## [Work instructions]
A: Repeat the part of the liquid crystal patent claims starting with "2. A liquid" and going on through "the one frame period.".
B: In the liquid crystal patent claims, what is the minimum temporal length given for each ON period set?

## [Passage to read]

1. A liquid crystal drive apparatus configured to drive a liquid crystal element, the apparatus comprising: an image acquirer configured to acquire an input image; and a driver configured to control, depending on the input image, application of a first voltage or a second voltage lower than the first voltage to each of multiple pixels of the liquid crystal element in respective multiple sub-frame periods included in one frame period to cause that pixel to form a tone, wherein, when the sub-frame period where the first voltage is applied to the pixel is referred to as an ON period, and the sub-frame period where the second voltage is applied to the pixel is referred to as an OFF period, the driver is configured to (a) provide, when causing the pixel to form the tone using the ON period, a plurality of ON period sets separately from each other in the one frame period, each ON period set including a single ON period or continuous two or more ON periods, and (b) set a temporal interval between temporal centers of the respective ON period sets to 60% or less of the one frame period or to 5.0 ms or less.

2. A liquid crystal drive apparatus according to claim 1, wherein a temporal length of each of the ON period sets is 0.7 ms or more.

3. A liquid crystal drives apparatus according to claim 1, wherein the driver is configured to cause the multiple pixels to form a black tone in each one frame period.

4. A liquid crystal drive apparatus according to claim 1, wherein, when the sub-frame period that corresponds to the ON period and the OFF period respectively for a first pixel and a second pixel of two mutually adjacent pixels in the multiple pixels is referred to as an ON/OFF adjacent period, the driver is configured to provide, when causing the first and second pixels to form tones adjacent to each other, a plurality of the ON/OFF adjacent periods separately from each other in the one frame period.

5. A liquid crystal drives apparatus according to claim 4, wherein the each of the ON/OFF adjacent periods is 1.0 ms or less.

6. A liquid crystal drive apparatus according to claim 4, wherein each of the ON period sets includes the ON period in the ON/OFF adjacent period.

7. A liquid crystal drives apparatus according to claim 4, wherein the first pixel forms a higher tone than that formed by the second pixel.

8. A liquid crystal drives apparatus according to claim 4, wherein each of the ON/OFF adjacent periods is 0.3 ms or more.

9. A liquid crystal drive apparatus according to claim 4, wherein the driver is configured to provide, when causing the first and second pixels to form the tones adjacent to each other, the sub-frame period not being the ON/OFF adjacent period and being 0.6 ms or more between the ON/OFF adjacent periods each being 0.3 ms or more.

10. A liquid crystal drive apparatus according to claim 4, wherein: the one frame period includes: a first period including two or more sub-frame periods whose temporal weights are mutually different; and a second period including two or more sub-frame periods whose temporal weights are mutually equal, and the driver is configured to provide the plurality of the ON/OFF adjacent periods in the second period.

Rows from a layout dataset
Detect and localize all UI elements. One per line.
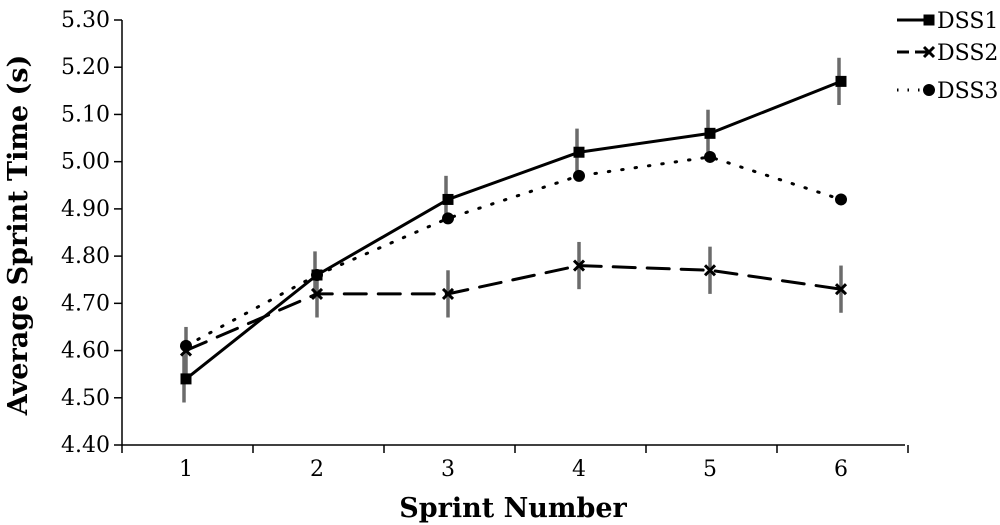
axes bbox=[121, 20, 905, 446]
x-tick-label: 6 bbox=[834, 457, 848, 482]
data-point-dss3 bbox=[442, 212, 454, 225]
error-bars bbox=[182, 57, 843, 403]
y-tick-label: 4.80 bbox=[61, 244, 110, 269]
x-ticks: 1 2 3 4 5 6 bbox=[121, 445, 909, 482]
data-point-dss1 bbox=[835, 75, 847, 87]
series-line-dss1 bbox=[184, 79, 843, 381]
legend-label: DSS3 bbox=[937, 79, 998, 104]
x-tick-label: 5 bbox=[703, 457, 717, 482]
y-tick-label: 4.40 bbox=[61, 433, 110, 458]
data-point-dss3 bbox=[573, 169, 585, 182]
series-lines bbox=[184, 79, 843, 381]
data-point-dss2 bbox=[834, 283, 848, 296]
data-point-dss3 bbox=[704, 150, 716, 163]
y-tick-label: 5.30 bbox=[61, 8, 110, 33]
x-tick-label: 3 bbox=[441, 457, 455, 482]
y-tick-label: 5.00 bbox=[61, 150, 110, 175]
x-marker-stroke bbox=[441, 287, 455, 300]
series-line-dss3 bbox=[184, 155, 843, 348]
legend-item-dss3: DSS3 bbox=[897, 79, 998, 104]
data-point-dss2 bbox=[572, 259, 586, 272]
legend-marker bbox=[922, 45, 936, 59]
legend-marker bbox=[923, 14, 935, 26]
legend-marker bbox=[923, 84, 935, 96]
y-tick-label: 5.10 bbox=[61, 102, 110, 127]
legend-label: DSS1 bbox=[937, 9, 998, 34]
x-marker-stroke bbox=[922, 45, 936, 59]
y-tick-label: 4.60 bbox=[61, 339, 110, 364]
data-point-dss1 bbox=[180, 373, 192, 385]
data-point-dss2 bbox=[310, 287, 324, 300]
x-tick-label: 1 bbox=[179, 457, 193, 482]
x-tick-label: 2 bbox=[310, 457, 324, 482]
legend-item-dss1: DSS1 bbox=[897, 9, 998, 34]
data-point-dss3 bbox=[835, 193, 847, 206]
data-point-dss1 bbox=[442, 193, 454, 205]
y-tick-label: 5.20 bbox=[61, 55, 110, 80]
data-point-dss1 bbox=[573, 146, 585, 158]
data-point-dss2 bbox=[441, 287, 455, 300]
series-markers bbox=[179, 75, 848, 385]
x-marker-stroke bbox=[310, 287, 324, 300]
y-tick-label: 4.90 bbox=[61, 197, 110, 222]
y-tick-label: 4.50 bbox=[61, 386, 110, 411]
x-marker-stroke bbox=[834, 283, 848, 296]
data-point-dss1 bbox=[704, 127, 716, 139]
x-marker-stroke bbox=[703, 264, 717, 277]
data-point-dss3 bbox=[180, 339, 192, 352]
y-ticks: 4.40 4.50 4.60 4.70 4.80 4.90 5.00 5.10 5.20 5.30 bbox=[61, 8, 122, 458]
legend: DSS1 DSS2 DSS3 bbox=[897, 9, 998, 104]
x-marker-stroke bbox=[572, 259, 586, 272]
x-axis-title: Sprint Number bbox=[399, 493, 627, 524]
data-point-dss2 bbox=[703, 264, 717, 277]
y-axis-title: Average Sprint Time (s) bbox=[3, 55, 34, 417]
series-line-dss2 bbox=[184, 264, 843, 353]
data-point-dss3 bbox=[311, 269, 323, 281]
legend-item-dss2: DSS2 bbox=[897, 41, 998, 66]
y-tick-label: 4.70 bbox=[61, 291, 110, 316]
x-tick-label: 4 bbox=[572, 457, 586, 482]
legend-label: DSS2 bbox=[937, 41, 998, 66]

---

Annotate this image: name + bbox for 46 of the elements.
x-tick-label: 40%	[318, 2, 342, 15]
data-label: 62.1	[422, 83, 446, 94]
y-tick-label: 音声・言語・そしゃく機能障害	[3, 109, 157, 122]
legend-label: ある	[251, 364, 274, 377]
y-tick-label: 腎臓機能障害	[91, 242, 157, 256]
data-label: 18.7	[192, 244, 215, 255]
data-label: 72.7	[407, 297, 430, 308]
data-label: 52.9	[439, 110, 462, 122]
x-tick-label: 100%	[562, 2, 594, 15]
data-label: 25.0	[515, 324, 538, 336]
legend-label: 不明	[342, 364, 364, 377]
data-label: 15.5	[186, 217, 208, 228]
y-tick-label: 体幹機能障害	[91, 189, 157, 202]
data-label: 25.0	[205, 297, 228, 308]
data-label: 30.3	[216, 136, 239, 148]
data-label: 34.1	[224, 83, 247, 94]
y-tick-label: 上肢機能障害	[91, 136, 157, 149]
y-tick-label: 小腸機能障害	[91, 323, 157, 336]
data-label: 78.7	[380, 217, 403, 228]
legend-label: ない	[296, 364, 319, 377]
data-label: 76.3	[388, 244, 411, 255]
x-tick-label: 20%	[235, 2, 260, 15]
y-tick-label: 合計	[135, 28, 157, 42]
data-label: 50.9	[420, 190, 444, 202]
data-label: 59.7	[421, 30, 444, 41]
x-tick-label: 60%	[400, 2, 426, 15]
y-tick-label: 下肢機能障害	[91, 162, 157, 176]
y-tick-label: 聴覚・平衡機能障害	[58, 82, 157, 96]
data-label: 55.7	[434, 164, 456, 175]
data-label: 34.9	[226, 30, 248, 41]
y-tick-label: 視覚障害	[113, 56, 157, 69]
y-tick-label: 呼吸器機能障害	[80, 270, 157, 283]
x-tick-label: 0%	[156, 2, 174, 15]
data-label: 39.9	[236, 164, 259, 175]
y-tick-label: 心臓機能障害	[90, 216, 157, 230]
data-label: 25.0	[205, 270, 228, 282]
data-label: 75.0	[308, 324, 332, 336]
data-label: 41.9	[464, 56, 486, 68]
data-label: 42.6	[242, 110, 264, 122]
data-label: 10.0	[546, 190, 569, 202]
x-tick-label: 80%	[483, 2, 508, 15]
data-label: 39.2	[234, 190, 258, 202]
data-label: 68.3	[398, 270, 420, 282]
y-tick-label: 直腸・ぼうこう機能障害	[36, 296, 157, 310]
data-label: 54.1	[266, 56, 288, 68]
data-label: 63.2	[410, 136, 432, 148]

==

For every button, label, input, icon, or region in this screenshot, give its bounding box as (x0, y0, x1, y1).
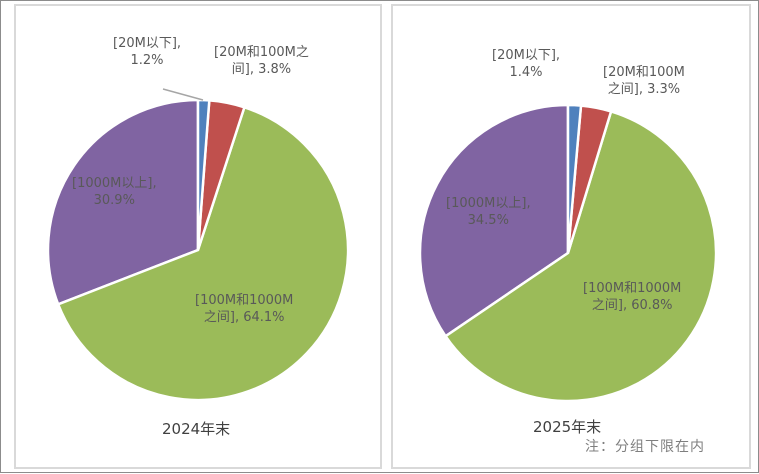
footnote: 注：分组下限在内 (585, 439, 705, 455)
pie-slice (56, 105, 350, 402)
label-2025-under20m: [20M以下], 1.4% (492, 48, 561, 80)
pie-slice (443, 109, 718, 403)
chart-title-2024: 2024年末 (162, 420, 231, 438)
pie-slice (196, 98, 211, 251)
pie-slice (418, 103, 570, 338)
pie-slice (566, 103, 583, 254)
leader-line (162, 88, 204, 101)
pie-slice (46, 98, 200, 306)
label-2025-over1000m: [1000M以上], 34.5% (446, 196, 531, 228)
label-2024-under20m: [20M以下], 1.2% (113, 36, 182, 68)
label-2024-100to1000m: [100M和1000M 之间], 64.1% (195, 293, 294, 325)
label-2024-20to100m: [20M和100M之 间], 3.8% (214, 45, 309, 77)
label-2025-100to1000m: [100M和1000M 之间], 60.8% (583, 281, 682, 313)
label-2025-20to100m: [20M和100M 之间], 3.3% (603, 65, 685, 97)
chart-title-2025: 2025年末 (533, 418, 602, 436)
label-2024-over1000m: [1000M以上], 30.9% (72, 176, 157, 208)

## [Task results]
A:
2. A liquid crystal drive apparatus according to claim 1, wherein a temporal length of each of the ON period sets is 0.7 ms or more.

3. A liquid crystal drives apparatus according to claim 1, wherein the driver is configured to cause the multiple pixels to form a black tone in each one frame period.

4. A liquid crystal drive apparatus according to claim 1, wherein, when the sub-frame period that corresponds to the ON period and the OFF period respectively for a first pixel and a second pixel of two mutually adjacent pixels in the multiple pixels is referred to as an ON/OFF adjacent period, the driver is configured to provide, when causing the first and second pixels to form tones adjacent to each other, a plurality of the ON/OFF adjacent periods separately from each other in the one frame period.

B: 0.7 ms